## Begin Data for this task
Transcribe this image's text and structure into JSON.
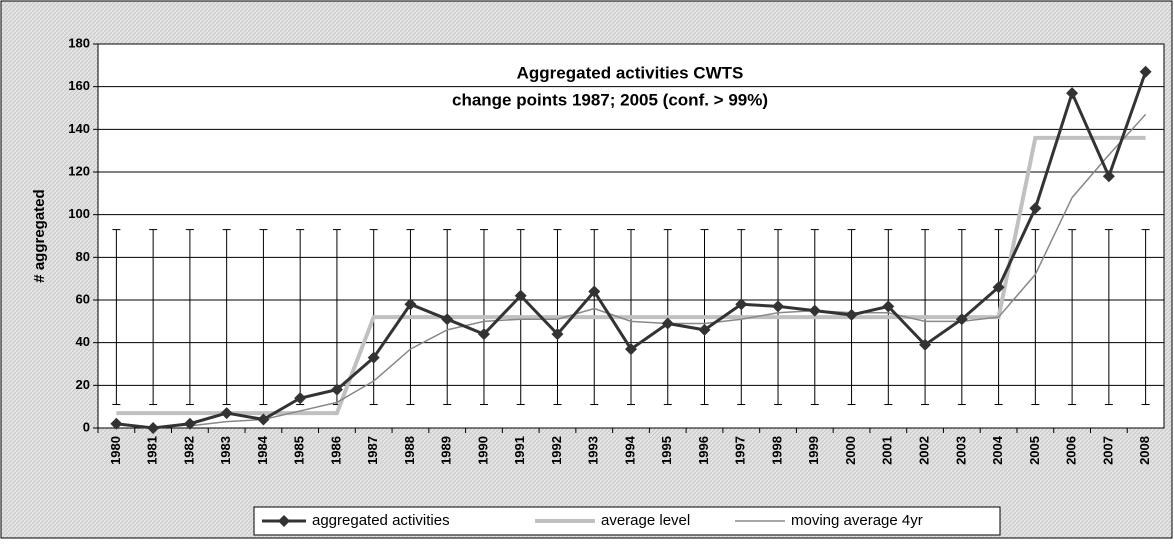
{
  "chart_data": {
    "type": "line",
    "title": "Aggregated activities CWTS",
    "subtitle": "change points 1987; 2005 (conf. > 99%)",
    "y_label": "# aggregated",
    "categories": [
      "1980",
      "1981",
      "1982",
      "1983",
      "1984",
      "1985",
      "1986",
      "1987",
      "1988",
      "1989",
      "1990",
      "1991",
      "1992",
      "1993",
      "1994",
      "1995",
      "1996",
      "1997",
      "1998",
      "1999",
      "2000",
      "2001",
      "2002",
      "2003",
      "2004",
      "2005",
      "2006",
      "2007",
      "2008"
    ],
    "series": [
      {
        "name": "aggregated activities",
        "color": "#333333",
        "values": [
          2,
          0,
          2,
          7,
          4,
          14,
          18,
          33,
          58,
          51,
          44,
          62,
          44,
          64,
          37,
          49,
          46,
          58,
          57,
          55,
          53,
          57,
          39,
          51,
          66,
          103,
          157,
          118,
          167
        ]
      },
      {
        "name": "average level",
        "color": "#c0c0c0",
        "values": [
          7,
          7,
          7,
          7,
          7,
          7,
          7,
          52,
          52,
          52,
          52,
          52,
          52,
          52,
          52,
          52,
          52,
          52,
          52,
          52,
          52,
          52,
          52,
          52,
          52,
          136,
          136,
          136,
          136
        ]
      },
      {
        "name": "moving average 4yr",
        "color": "#888888",
        "values": [
          null,
          null,
          1,
          3,
          4,
          8,
          12,
          22,
          37,
          46,
          50,
          51,
          51,
          56,
          50,
          49,
          49,
          51,
          54,
          55,
          54,
          54,
          50,
          50,
          52,
          72,
          108,
          128,
          147
        ]
      }
    ],
    "band": {
      "low": 11,
      "high": 93
    },
    "ylim": [
      0,
      180
    ],
    "yticks": [
      0,
      20,
      40,
      60,
      80,
      100,
      120,
      140,
      160,
      180
    ],
    "grid": true
  }
}
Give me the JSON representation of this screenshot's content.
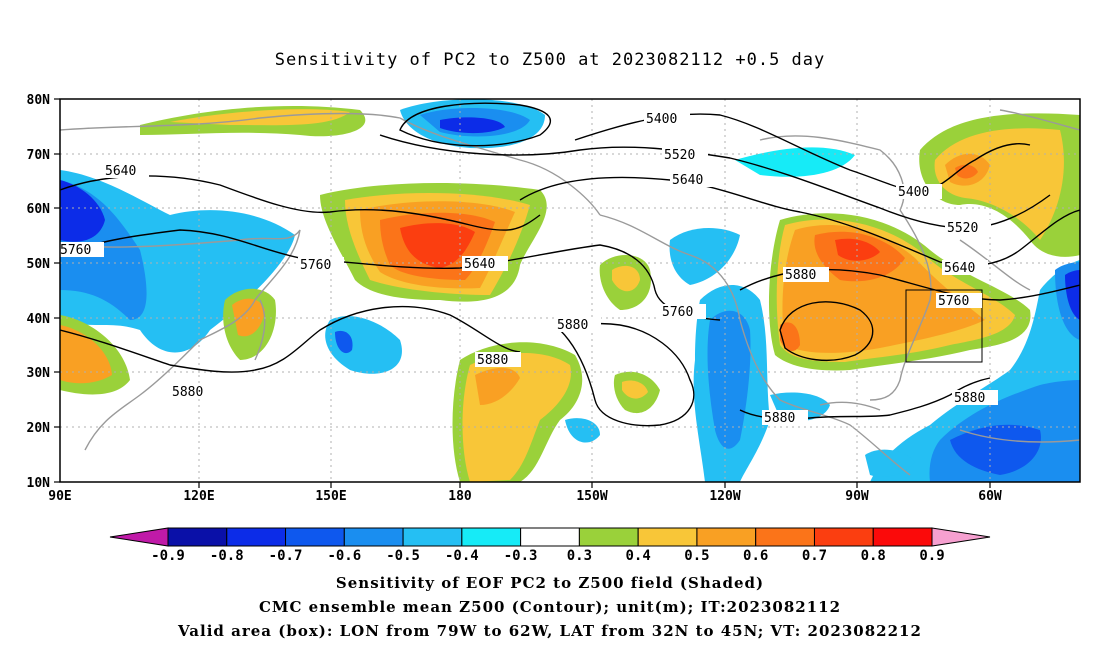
{
  "title": "Sensitivity of PC2 to Z500 at 2023082112 +0.5 day",
  "lat_labels": [
    "80N",
    "70N",
    "60N",
    "50N",
    "40N",
    "30N",
    "20N",
    "10N"
  ],
  "lon_labels": [
    "90E",
    "120E",
    "150E",
    "180",
    "150W",
    "120W",
    "90W",
    "60W"
  ],
  "contour_labels": [
    {
      "text": "5400"
    },
    {
      "text": "5520"
    },
    {
      "text": "5640"
    },
    {
      "text": "5400"
    },
    {
      "text": "5520"
    },
    {
      "text": "5640"
    },
    {
      "text": "5760"
    },
    {
      "text": "5640"
    },
    {
      "text": "5760"
    },
    {
      "text": "5640"
    },
    {
      "text": "5760"
    },
    {
      "text": "5880"
    },
    {
      "text": "5880"
    },
    {
      "text": "5880"
    },
    {
      "text": "5760"
    },
    {
      "text": "5880"
    },
    {
      "text": "5880"
    },
    {
      "text": "5880"
    }
  ],
  "colorbar": {
    "labels": [
      "-0.9",
      "-0.8",
      "-0.7",
      "-0.6",
      "-0.5",
      "-0.4",
      "-0.3",
      "0.3",
      "0.4",
      "0.5",
      "0.6",
      "0.7",
      "0.8",
      "0.9"
    ],
    "colors": [
      "#0a10a8",
      "#0c2ce8",
      "#0e58ee",
      "#1a8ef0",
      "#25bff3",
      "#16ebf7",
      "#ffffff",
      "#9ad13a",
      "#f8c638",
      "#f9a023",
      "#fb7419",
      "#fb3e10",
      "#fb0a0a"
    ],
    "low_color": "#c01aa8",
    "high_color": "#f6a0d0"
  },
  "caption": {
    "line1": "Sensitivity of EOF PC2 to Z500 field (Shaded)",
    "line2": "CMC ensemble mean Z500 (Contour); unit(m); IT:2023082112",
    "line3": "Valid area (box): LON from 79W to 62W, LAT from 32N to 45N; VT: 2023082212"
  }
}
## End Data for this task
Objective:
Print each entry shown above with exact wording and no pictures.

Result of the exercise:
Transcribe this image's text and structure into JSON.
{
  "chart_data": {
    "type": "line",
    "title": "Aggregated activities CWTS",
    "subtitle": "change points 1987; 2005 (conf. > 99%)",
    "y_label": "# aggregated",
    "categories": [
      "1980",
      "1981",
      "1982",
      "1983",
      "1984",
      "1985",
      "1986",
      "1987",
      "1988",
      "1989",
      "1990",
      "1991",
      "1992",
      "1993",
      "1994",
      "1995",
      "1996",
      "1997",
      "1998",
      "1999",
      "2000",
      "2001",
      "2002",
      "2003",
      "2004",
      "2005",
      "2006",
      "2007",
      "2008"
    ],
    "series": [
      {
        "name": "aggregated activities",
        "color": "#333333",
        "values": [
          2,
          0,
          2,
          7,
          4,
          14,
          18,
          33,
          58,
          51,
          44,
          62,
          44,
          64,
          37,
          49,
          46,
          58,
          57,
          55,
          53,
          57,
          39,
          51,
          66,
          103,
          157,
          118,
          167
        ]
      },
      {
        "name": "average level",
        "color": "#c0c0c0",
        "values": [
          7,
          7,
          7,
          7,
          7,
          7,
          7,
          52,
          52,
          52,
          52,
          52,
          52,
          52,
          52,
          52,
          52,
          52,
          52,
          52,
          52,
          52,
          52,
          52,
          52,
          136,
          136,
          136,
          136
        ]
      },
      {
        "name": "moving average 4yr",
        "color": "#888888",
        "values": [
          null,
          null,
          1,
          3,
          4,
          8,
          12,
          22,
          37,
          46,
          50,
          51,
          51,
          56,
          50,
          49,
          49,
          51,
          54,
          55,
          54,
          54,
          50,
          50,
          52,
          72,
          108,
          128,
          147
        ]
      }
    ],
    "band": {
      "low": 11,
      "high": 93
    },
    "ylim": [
      0,
      180
    ],
    "yticks": [
      0,
      20,
      40,
      60,
      80,
      100,
      120,
      140,
      160,
      180
    ],
    "grid": true
  }
}
Give me the JSON representation of this screenshot's content.
{
  "title": "Sensitivity of PC2 to Z500 at 2023082112 +0.5 day",
  "lat_labels": [
    "80N",
    "70N",
    "60N",
    "50N",
    "40N",
    "30N",
    "20N",
    "10N"
  ],
  "lon_labels": [
    "90E",
    "120E",
    "150E",
    "180",
    "150W",
    "120W",
    "90W",
    "60W"
  ],
  "contour_labels": [
    {
      "text": "5400"
    },
    {
      "text": "5520"
    },
    {
      "text": "5640"
    },
    {
      "text": "5400"
    },
    {
      "text": "5520"
    },
    {
      "text": "5640"
    },
    {
      "text": "5760"
    },
    {
      "text": "5640"
    },
    {
      "text": "5760"
    },
    {
      "text": "5640"
    },
    {
      "text": "5760"
    },
    {
      "text": "5880"
    },
    {
      "text": "5880"
    },
    {
      "text": "5880"
    },
    {
      "text": "5760"
    },
    {
      "text": "5880"
    },
    {
      "text": "5880"
    },
    {
      "text": "5880"
    }
  ],
  "colorbar": {
    "labels": [
      "-0.9",
      "-0.8",
      "-0.7",
      "-0.6",
      "-0.5",
      "-0.4",
      "-0.3",
      "0.3",
      "0.4",
      "0.5",
      "0.6",
      "0.7",
      "0.8",
      "0.9"
    ],
    "colors": [
      "#0a10a8",
      "#0c2ce8",
      "#0e58ee",
      "#1a8ef0",
      "#25bff3",
      "#16ebf7",
      "#ffffff",
      "#9ad13a",
      "#f8c638",
      "#f9a023",
      "#fb7419",
      "#fb3e10",
      "#fb0a0a"
    ],
    "low_color": "#c01aa8",
    "high_color": "#f6a0d0"
  },
  "caption": {
    "line1": "Sensitivity of EOF PC2 to Z500 field (Shaded)",
    "line2": "CMC ensemble mean Z500 (Contour); unit(m); IT:2023082112",
    "line3": "Valid area (box): LON from 79W to 62W, LAT from 32N to 45N; VT: 2023082212"
  }
}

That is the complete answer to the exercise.